◆ **Task**
Reproduce the material exactly, omitting nothing.

◆ **Material**
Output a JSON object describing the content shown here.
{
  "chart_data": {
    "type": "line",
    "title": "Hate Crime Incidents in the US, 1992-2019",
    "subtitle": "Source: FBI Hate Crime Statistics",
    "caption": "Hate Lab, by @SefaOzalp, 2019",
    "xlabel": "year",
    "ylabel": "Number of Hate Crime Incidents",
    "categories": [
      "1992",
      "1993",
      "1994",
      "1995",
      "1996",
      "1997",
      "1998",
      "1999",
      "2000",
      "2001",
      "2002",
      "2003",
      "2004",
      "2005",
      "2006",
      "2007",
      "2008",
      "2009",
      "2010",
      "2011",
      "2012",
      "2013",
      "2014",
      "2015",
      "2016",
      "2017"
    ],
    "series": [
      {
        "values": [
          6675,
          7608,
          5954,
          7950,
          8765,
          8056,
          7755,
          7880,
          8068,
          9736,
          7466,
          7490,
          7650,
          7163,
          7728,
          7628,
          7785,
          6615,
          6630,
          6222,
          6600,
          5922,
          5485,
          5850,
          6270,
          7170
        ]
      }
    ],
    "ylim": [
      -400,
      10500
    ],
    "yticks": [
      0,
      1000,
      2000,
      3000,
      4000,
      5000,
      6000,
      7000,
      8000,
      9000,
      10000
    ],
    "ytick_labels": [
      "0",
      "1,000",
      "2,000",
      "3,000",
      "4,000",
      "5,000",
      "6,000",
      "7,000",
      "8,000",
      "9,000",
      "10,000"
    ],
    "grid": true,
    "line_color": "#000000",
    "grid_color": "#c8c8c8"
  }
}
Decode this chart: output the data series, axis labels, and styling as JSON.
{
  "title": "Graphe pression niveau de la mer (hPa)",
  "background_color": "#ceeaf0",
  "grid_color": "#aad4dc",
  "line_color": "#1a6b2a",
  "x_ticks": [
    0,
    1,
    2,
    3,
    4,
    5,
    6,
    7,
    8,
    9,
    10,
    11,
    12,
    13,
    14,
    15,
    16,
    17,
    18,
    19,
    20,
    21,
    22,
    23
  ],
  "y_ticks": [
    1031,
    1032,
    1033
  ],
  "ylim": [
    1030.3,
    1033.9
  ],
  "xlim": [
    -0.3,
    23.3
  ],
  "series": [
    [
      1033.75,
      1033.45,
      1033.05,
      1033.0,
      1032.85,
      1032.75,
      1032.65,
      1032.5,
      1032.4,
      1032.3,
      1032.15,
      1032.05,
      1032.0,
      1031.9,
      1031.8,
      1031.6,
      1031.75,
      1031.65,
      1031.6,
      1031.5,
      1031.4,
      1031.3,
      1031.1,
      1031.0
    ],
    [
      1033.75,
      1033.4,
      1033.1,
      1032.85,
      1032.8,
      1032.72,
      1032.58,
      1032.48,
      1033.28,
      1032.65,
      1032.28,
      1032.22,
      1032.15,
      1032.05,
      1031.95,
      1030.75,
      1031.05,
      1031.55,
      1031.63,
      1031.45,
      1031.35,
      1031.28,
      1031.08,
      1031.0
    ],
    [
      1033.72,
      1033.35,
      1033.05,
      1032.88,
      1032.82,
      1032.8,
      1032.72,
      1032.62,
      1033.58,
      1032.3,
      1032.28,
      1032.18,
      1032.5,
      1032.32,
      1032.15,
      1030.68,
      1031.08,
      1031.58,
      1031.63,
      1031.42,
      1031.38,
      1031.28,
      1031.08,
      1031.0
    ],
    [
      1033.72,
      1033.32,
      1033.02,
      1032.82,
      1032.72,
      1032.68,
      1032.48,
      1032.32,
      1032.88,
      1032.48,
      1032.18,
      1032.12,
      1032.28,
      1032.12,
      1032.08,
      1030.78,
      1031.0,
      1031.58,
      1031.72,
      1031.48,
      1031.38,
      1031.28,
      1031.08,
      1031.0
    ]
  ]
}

◆ **Expected answer**
Output a JSON object describing the content shown here.
{
  "chart_data": {
    "type": "line",
    "title": "Hate Crime Incidents in the US, 1992-2019",
    "subtitle": "Source: FBI Hate Crime Statistics",
    "caption": "Hate Lab, by @SefaOzalp, 2019",
    "xlabel": "year",
    "ylabel": "Number of Hate Crime Incidents",
    "categories": [
      "1992",
      "1993",
      "1994",
      "1995",
      "1996",
      "1997",
      "1998",
      "1999",
      "2000",
      "2001",
      "2002",
      "2003",
      "2004",
      "2005",
      "2006",
      "2007",
      "2008",
      "2009",
      "2010",
      "2011",
      "2012",
      "2013",
      "2014",
      "2015",
      "2016",
      "2017"
    ],
    "series": [
      {
        "values": [
          6675,
          7608,
          5954,
          7950,
          8765,
          8056,
          7755,
          7880,
          8068,
          9736,
          7466,
          7490,
          7650,
          7163,
          7728,
          7628,
          7785,
          6615,
          6630,
          6222,
          6600,
          5922,
          5485,
          5850,
          6270,
          7170
        ]
      }
    ],
    "ylim": [
      -400,
      10500
    ],
    "yticks": [
      0,
      1000,
      2000,
      3000,
      4000,
      5000,
      6000,
      7000,
      8000,
      9000,
      10000
    ],
    "ytick_labels": [
      "0",
      "1,000",
      "2,000",
      "3,000",
      "4,000",
      "5,000",
      "6,000",
      "7,000",
      "8,000",
      "9,000",
      "10,000"
    ],
    "grid": true,
    "line_color": "#000000",
    "grid_color": "#c8c8c8"
  }
}
Decode this chart: output the data series, axis labels, and styling as JSON.
{
  "title": "Graphe pression niveau de la mer (hPa)",
  "background_color": "#ceeaf0",
  "grid_color": "#aad4dc",
  "line_color": "#1a6b2a",
  "x_ticks": [
    0,
    1,
    2,
    3,
    4,
    5,
    6,
    7,
    8,
    9,
    10,
    11,
    12,
    13,
    14,
    15,
    16,
    17,
    18,
    19,
    20,
    21,
    22,
    23
  ],
  "y_ticks": [
    1031,
    1032,
    1033
  ],
  "ylim": [
    1030.3,
    1033.9
  ],
  "xlim": [
    -0.3,
    23.3
  ],
  "series": [
    [
      1033.75,
      1033.45,
      1033.05,
      1033.0,
      1032.85,
      1032.75,
      1032.65,
      1032.5,
      1032.4,
      1032.3,
      1032.15,
      1032.05,
      1032.0,
      1031.9,
      1031.8,
      1031.6,
      1031.75,
      1031.65,
      1031.6,
      1031.5,
      1031.4,
      1031.3,
      1031.1,
      1031.0
    ],
    [
      1033.75,
      1033.4,
      1033.1,
      1032.85,
      1032.8,
      1032.72,
      1032.58,
      1032.48,
      1033.28,
      1032.65,
      1032.28,
      1032.22,
      1032.15,
      1032.05,
      1031.95,
      1030.75,
      1031.05,
      1031.55,
      1031.63,
      1031.45,
      1031.35,
      1031.28,
      1031.08,
      1031.0
    ],
    [
      1033.72,
      1033.35,
      1033.05,
      1032.88,
      1032.82,
      1032.8,
      1032.72,
      1032.62,
      1033.58,
      1032.3,
      1032.28,
      1032.18,
      1032.5,
      1032.32,
      1032.15,
      1030.68,
      1031.08,
      1031.58,
      1031.63,
      1031.42,
      1031.38,
      1031.28,
      1031.08,
      1031.0
    ],
    [
      1033.72,
      1033.32,
      1033.02,
      1032.82,
      1032.72,
      1032.68,
      1032.48,
      1032.32,
      1032.88,
      1032.48,
      1032.18,
      1032.12,
      1032.28,
      1032.12,
      1032.08,
      1030.78,
      1031.0,
      1031.58,
      1031.72,
      1031.48,
      1031.38,
      1031.28,
      1031.08,
      1031.0
    ]
  ]
}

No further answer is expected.